What is needed » Check every line below for the word "title" and copy each one that has it.

Exercise materials »
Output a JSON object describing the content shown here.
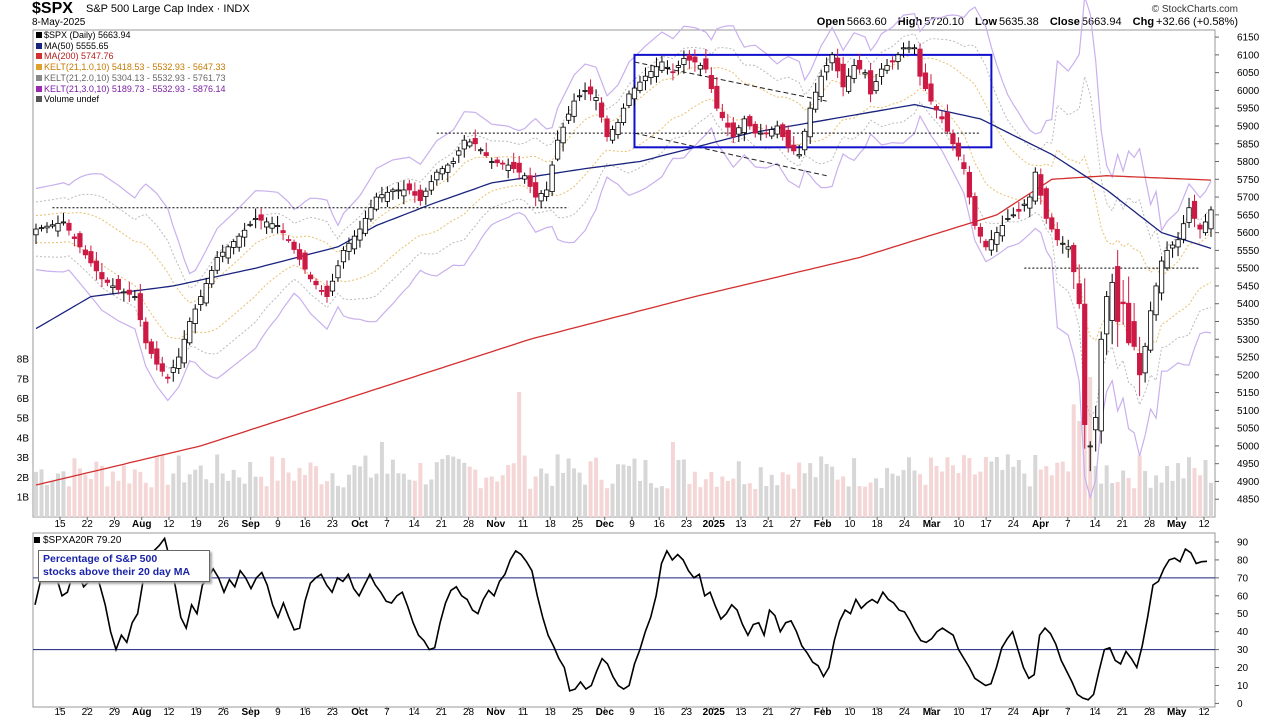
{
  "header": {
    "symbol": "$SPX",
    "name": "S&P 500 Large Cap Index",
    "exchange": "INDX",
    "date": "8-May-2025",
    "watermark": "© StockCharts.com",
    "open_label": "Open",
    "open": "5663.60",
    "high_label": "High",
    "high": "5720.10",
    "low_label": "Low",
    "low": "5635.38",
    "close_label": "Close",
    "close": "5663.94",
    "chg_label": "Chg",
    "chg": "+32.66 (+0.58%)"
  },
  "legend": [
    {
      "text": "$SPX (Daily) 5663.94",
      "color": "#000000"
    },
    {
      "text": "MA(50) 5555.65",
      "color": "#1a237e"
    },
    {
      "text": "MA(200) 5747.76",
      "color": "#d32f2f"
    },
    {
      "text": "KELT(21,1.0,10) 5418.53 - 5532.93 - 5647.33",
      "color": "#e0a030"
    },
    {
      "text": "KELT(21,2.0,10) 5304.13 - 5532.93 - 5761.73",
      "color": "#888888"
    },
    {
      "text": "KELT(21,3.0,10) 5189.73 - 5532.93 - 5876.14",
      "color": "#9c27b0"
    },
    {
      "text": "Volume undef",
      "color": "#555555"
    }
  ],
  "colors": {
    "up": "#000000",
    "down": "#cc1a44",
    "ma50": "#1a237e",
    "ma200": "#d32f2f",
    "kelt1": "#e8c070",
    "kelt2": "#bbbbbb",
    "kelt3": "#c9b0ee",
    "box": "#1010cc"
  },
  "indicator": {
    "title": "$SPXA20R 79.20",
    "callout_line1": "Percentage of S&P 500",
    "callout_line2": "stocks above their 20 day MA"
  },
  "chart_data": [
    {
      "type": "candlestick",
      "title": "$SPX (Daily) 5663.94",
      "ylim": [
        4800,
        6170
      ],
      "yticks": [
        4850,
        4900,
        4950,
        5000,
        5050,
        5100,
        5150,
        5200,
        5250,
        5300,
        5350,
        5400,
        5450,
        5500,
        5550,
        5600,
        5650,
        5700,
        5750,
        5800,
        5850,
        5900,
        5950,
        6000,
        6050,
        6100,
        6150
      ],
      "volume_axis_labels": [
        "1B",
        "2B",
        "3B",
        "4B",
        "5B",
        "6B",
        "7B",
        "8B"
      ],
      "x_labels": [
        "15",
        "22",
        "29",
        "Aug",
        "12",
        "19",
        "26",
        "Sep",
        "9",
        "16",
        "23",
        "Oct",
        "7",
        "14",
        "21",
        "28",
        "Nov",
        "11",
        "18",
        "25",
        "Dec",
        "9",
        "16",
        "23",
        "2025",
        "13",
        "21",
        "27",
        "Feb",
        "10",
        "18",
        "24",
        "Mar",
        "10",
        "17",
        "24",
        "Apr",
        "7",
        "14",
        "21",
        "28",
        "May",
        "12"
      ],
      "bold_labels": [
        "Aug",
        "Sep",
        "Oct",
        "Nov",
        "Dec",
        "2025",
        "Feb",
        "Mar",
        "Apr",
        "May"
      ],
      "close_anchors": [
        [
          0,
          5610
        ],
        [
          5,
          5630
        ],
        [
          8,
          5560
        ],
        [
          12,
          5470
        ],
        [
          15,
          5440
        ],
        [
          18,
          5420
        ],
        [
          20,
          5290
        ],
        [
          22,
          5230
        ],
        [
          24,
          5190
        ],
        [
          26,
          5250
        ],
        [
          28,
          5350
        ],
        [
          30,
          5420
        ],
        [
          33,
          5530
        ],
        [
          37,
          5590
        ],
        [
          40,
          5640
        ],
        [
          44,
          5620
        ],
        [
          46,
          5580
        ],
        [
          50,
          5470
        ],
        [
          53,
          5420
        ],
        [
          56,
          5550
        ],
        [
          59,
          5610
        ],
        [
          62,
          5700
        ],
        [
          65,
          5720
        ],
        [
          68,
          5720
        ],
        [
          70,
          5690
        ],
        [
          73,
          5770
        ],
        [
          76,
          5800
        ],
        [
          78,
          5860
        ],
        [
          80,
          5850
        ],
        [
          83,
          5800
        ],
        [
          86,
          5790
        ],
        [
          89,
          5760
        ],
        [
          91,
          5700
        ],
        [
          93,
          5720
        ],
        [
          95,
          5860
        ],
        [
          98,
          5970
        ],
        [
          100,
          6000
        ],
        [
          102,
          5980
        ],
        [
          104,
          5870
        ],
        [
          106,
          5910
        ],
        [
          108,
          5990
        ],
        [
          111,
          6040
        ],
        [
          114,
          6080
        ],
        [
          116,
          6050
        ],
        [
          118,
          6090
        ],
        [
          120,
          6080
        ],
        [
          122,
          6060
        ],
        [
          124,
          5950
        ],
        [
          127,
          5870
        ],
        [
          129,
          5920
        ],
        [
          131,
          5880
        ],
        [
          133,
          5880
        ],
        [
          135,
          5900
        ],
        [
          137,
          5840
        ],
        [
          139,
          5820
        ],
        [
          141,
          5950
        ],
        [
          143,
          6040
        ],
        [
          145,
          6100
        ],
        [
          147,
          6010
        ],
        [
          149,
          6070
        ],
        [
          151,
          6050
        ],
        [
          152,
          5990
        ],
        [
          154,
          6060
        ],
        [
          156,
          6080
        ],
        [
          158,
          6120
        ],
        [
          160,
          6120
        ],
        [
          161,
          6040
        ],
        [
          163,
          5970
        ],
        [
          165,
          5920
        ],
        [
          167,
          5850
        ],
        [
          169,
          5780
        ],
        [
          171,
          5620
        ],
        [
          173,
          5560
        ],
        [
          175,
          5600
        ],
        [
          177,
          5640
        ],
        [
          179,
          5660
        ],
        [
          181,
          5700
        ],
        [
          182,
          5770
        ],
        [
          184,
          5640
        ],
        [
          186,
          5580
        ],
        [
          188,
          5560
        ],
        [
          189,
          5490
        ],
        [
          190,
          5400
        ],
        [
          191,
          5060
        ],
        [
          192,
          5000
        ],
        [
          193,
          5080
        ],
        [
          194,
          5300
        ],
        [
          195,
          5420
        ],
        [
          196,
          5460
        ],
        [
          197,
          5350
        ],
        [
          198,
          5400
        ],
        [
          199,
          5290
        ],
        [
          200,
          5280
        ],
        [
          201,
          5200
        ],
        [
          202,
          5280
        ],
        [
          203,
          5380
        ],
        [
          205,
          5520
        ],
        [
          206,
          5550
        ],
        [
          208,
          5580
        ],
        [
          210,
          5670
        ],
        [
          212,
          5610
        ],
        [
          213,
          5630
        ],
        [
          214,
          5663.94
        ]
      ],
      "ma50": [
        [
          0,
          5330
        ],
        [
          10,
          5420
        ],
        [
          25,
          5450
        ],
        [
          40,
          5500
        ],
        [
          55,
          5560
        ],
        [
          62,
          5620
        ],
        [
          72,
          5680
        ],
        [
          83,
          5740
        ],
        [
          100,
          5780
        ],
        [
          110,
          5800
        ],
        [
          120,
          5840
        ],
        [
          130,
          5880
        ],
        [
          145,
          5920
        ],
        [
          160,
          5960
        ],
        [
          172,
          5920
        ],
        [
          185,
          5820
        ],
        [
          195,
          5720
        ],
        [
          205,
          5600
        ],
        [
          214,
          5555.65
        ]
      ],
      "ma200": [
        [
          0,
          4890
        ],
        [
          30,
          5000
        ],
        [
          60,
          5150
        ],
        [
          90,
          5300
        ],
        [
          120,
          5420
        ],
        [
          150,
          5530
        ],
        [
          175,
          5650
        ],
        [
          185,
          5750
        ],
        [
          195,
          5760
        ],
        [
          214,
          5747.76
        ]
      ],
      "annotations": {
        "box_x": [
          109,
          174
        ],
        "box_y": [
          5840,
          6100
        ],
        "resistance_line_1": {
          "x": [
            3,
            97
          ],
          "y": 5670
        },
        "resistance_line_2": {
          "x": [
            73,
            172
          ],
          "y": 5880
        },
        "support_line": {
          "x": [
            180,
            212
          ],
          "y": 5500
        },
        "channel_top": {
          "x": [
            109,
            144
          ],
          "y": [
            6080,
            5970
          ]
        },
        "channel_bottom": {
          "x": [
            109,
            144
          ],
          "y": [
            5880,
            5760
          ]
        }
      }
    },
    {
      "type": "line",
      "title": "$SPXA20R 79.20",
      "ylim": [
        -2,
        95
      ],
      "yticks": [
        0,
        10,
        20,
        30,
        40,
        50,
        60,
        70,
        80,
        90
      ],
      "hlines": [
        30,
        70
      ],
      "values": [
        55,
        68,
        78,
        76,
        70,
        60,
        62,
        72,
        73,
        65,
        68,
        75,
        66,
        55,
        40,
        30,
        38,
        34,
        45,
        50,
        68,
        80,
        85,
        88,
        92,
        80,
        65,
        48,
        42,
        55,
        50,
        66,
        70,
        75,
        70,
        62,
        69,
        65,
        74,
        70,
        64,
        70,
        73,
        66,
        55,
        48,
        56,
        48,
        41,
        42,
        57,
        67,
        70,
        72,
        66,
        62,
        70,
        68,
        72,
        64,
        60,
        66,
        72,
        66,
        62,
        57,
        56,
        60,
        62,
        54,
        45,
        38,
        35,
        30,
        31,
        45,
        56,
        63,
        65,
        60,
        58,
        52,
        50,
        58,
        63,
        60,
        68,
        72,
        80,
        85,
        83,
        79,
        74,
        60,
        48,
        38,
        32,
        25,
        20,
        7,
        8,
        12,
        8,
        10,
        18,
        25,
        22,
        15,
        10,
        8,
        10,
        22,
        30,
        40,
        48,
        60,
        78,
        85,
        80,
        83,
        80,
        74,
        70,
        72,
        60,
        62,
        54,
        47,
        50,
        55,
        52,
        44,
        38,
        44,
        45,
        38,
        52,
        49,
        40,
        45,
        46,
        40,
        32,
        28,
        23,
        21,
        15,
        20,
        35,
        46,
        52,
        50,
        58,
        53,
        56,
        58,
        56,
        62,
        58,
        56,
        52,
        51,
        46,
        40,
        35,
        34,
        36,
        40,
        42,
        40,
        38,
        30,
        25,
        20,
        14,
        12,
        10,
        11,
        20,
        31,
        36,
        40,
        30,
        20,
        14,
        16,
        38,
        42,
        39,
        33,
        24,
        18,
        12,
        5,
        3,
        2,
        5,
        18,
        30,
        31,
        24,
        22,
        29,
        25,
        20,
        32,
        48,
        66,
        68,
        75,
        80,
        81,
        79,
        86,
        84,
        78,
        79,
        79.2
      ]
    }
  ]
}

Solution »
    "title": "$SPXA20R 79.20",
      "title": "$SPX (Daily) 5663.94",
      "title": "$SPXA20R 79.20",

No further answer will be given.